- **Exercise objective**:
Each entry here needs to be set down again exactly, please; pictures are left out.

====== Material provided ======

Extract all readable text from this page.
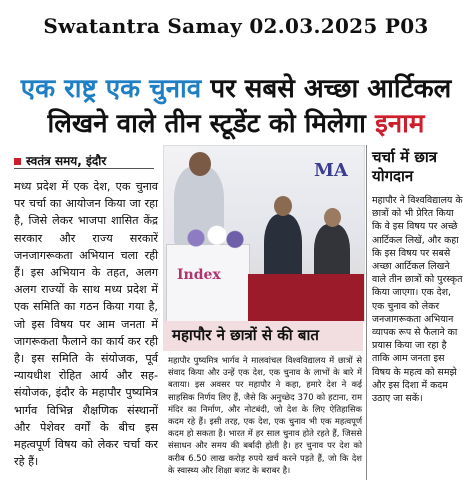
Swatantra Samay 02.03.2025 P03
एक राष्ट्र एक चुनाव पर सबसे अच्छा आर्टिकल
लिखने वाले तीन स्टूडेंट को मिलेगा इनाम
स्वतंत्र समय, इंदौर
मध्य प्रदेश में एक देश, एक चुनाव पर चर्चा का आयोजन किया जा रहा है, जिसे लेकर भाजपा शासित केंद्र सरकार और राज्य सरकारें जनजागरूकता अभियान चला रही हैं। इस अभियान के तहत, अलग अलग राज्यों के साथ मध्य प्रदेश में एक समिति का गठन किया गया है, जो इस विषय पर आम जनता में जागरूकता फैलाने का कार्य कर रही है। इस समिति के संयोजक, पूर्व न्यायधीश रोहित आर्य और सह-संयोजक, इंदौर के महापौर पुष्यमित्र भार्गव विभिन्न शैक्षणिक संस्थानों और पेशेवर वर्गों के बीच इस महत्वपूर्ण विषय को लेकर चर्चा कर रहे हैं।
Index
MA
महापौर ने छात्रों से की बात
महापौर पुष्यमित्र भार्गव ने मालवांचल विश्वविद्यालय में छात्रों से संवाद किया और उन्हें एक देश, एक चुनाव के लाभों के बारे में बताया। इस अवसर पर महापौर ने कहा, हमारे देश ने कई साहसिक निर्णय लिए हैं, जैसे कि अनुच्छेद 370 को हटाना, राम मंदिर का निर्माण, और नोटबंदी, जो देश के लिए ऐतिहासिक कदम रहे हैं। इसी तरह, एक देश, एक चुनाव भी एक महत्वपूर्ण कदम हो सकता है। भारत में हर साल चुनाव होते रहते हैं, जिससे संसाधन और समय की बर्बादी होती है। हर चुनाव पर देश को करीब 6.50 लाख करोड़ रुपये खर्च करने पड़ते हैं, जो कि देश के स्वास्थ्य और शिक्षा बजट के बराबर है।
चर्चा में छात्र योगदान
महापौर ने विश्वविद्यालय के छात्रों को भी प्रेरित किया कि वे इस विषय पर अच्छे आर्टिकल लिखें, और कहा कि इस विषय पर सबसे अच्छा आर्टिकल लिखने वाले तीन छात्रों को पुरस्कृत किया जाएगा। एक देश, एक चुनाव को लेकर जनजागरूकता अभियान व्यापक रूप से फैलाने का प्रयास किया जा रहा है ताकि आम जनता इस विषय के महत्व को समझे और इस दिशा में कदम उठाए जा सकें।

======

- **The answer**:
Extract all readable text from this page.
Swatantra Samay 02.03.2025 P03
एक राष्ट्र एक चुनाव पर सबसे अच्छा आर्टिकल
लिखने वाले तीन स्टूडेंट को मिलेगा इनाम
स्वतंत्र समय, इंदौर
मध्य प्रदेश में एक देश, एक चुनाव पर चर्चा का आयोजन किया जा रहा है, जिसे लेकर भाजपा शासित केंद्र सरकार और राज्य सरकारें जनजागरूकता अभियान चला रही हैं। इस अभियान के तहत, अलग अलग राज्यों के साथ मध्य प्रदेश में एक समिति का गठन किया गया है, जो इस विषय पर आम जनता में जागरूकता फैलाने का कार्य कर रही है। इस समिति के संयोजक, पूर्व न्यायधीश रोहित आर्य और सह-संयोजक, इंदौर के महापौर पुष्यमित्र भार्गव विभिन्न शैक्षणिक संस्थानों और पेशेवर वर्गों के बीच इस महत्वपूर्ण विषय को लेकर चर्चा कर रहे हैं।
Index
MA
महापौर ने छात्रों से की बात
महापौर पुष्यमित्र भार्गव ने मालवांचल विश्वविद्यालय में छात्रों से संवाद किया और उन्हें एक देश, एक चुनाव के लाभों के बारे में बताया। इस अवसर पर महापौर ने कहा, हमारे देश ने कई साहसिक निर्णय लिए हैं, जैसे कि अनुच्छेद 370 को हटाना, राम मंदिर का निर्माण, और नोटबंदी, जो देश के लिए ऐतिहासिक कदम रहे हैं। इसी तरह, एक देश, एक चुनाव भी एक महत्वपूर्ण कदम हो सकता है। भारत में हर साल चुनाव होते रहते हैं, जिससे संसाधन और समय की बर्बादी होती है। हर चुनाव पर देश को करीब 6.50 लाख करोड़ रुपये खर्च करने पड़ते हैं, जो कि देश के स्वास्थ्य और शिक्षा बजट के बराबर है।
चर्चा में छात्र योगदान
महापौर ने विश्वविद्यालय के छात्रों को भी प्रेरित किया कि वे इस विषय पर अच्छे आर्टिकल लिखें, और कहा कि इस विषय पर सबसे अच्छा आर्टिकल लिखने वाले तीन छात्रों को पुरस्कृत किया जाएगा। एक देश, एक चुनाव को लेकर जनजागरूकता अभियान व्यापक रूप से फैलाने का प्रयास किया जा रहा है ताकि आम जनता इस विषय के महत्व को समझे और इस दिशा में कदम उठाए जा सकें।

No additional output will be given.